### Your task
Return only the count of lines in which the word "moonrise" appears.

(Stored entries)
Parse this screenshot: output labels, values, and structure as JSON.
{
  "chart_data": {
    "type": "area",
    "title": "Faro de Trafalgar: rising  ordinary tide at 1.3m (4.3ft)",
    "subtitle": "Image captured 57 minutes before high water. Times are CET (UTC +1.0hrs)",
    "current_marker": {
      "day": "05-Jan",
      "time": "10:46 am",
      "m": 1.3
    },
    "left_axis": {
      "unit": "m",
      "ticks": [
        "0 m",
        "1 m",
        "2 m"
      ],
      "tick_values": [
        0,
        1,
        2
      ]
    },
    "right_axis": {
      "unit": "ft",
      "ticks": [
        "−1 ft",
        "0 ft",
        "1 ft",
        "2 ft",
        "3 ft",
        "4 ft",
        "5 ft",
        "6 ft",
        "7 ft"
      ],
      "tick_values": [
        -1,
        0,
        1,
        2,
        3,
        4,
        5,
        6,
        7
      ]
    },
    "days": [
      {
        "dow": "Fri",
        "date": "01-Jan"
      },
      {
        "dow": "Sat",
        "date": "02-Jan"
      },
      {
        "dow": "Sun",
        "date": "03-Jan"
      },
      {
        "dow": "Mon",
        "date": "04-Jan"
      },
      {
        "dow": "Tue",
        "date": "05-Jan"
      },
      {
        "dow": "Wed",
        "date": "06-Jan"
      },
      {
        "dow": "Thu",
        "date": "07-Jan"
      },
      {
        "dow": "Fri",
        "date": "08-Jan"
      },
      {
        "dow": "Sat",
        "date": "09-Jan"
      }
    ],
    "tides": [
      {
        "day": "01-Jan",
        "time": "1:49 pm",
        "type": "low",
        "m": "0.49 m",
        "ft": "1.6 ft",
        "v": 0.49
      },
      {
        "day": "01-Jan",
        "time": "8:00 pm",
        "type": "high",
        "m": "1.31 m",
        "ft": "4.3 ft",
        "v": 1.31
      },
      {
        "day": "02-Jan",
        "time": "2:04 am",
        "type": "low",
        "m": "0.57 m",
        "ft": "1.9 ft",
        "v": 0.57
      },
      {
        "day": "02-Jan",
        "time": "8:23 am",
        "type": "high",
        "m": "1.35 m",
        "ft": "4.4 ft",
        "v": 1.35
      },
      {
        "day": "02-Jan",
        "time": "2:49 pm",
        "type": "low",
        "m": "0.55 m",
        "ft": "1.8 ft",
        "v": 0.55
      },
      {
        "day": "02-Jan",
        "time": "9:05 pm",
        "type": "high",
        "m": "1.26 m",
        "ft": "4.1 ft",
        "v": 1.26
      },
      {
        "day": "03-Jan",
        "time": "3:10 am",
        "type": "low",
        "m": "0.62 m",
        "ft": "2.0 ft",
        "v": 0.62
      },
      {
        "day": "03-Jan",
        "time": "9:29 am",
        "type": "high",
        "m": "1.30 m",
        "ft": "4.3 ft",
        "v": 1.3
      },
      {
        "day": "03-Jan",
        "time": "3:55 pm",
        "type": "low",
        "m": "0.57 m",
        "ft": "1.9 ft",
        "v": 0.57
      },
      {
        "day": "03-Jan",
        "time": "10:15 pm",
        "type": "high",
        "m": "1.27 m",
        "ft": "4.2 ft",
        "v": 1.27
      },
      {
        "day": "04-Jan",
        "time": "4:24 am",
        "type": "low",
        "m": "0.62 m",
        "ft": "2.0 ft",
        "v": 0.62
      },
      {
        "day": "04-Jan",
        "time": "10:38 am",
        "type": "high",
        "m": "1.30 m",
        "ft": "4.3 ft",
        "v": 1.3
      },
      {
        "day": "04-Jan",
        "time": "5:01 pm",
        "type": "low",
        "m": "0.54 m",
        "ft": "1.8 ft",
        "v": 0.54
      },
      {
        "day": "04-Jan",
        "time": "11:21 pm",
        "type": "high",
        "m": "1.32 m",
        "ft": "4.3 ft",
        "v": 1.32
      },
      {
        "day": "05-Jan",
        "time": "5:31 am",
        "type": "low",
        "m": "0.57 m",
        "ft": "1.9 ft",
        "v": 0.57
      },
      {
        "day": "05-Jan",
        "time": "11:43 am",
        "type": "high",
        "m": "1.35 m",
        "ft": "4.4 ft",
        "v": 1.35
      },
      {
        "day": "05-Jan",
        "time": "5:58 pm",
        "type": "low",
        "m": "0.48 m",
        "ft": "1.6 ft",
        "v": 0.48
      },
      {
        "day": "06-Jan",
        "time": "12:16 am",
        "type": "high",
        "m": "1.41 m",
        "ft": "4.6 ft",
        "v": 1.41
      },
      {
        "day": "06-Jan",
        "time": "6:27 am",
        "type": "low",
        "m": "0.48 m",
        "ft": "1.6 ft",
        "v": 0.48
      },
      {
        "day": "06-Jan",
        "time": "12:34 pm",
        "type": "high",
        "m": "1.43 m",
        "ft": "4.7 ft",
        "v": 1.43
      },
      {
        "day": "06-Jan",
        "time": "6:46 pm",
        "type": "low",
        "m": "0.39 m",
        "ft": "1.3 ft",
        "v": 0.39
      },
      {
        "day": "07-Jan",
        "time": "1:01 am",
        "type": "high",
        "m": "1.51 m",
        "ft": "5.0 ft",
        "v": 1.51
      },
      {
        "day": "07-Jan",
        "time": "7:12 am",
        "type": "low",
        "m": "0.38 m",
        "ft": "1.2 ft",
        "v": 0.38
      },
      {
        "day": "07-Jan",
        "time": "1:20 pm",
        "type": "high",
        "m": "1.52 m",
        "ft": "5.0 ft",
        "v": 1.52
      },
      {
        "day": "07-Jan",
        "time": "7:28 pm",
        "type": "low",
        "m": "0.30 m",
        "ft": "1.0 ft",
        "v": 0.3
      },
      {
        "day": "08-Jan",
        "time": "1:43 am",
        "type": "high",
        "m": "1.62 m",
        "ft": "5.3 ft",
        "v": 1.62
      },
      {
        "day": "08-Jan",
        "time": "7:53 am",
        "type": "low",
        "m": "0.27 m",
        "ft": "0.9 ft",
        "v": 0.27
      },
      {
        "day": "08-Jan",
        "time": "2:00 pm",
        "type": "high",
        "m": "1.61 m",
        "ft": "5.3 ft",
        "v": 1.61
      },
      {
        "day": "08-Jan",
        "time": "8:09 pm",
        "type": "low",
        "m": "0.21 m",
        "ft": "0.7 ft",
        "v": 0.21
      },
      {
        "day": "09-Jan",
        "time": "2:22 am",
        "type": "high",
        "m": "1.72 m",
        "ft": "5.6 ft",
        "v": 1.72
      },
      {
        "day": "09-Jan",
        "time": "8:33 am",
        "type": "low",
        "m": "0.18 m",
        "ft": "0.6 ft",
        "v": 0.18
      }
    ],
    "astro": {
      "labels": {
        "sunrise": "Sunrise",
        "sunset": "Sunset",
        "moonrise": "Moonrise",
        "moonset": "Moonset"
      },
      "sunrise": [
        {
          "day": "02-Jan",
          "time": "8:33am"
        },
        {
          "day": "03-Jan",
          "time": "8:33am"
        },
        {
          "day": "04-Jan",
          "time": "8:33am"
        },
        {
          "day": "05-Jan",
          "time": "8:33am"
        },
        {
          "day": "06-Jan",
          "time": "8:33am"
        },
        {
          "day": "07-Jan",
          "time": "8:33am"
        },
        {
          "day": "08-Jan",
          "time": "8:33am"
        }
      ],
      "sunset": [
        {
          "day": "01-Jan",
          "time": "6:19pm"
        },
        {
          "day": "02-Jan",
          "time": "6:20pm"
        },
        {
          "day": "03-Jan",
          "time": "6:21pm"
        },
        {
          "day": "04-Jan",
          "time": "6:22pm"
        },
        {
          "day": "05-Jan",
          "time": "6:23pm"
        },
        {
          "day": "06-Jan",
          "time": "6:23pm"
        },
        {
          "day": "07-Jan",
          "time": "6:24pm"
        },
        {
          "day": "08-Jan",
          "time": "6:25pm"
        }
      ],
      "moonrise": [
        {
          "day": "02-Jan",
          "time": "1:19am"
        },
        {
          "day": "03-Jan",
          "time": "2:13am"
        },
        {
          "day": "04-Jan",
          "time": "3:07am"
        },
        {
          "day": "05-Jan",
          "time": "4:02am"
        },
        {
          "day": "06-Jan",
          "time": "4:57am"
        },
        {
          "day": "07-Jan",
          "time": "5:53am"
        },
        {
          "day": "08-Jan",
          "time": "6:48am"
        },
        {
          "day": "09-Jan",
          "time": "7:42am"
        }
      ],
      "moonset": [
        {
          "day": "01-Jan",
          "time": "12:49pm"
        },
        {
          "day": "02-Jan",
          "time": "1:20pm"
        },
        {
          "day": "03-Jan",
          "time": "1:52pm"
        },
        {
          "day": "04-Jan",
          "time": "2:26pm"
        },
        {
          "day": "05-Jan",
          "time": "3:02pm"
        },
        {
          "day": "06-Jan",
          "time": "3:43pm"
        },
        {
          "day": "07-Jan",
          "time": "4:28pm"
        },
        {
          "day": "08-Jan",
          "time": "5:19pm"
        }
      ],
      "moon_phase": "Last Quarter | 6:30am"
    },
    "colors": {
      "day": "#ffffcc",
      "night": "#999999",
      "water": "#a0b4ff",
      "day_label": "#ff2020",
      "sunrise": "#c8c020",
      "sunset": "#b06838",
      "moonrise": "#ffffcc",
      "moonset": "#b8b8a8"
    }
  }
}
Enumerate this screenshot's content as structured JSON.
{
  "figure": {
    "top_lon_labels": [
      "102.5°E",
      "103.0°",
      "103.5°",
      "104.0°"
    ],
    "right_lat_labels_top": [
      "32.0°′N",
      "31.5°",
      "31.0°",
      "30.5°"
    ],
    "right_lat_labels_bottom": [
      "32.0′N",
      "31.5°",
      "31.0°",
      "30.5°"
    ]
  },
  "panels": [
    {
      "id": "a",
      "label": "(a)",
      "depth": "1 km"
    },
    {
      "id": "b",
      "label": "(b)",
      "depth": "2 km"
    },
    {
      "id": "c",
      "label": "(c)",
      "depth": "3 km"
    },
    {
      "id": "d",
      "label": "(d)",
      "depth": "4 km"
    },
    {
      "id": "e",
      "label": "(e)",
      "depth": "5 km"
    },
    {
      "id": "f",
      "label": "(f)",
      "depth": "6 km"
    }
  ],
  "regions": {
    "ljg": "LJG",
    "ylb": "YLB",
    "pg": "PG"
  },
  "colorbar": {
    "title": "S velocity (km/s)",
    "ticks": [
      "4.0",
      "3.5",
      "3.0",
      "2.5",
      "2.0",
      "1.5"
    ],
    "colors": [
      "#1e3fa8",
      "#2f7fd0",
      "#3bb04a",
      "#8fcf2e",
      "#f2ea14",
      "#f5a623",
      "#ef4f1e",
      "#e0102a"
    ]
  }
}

### Answer to the exercise
3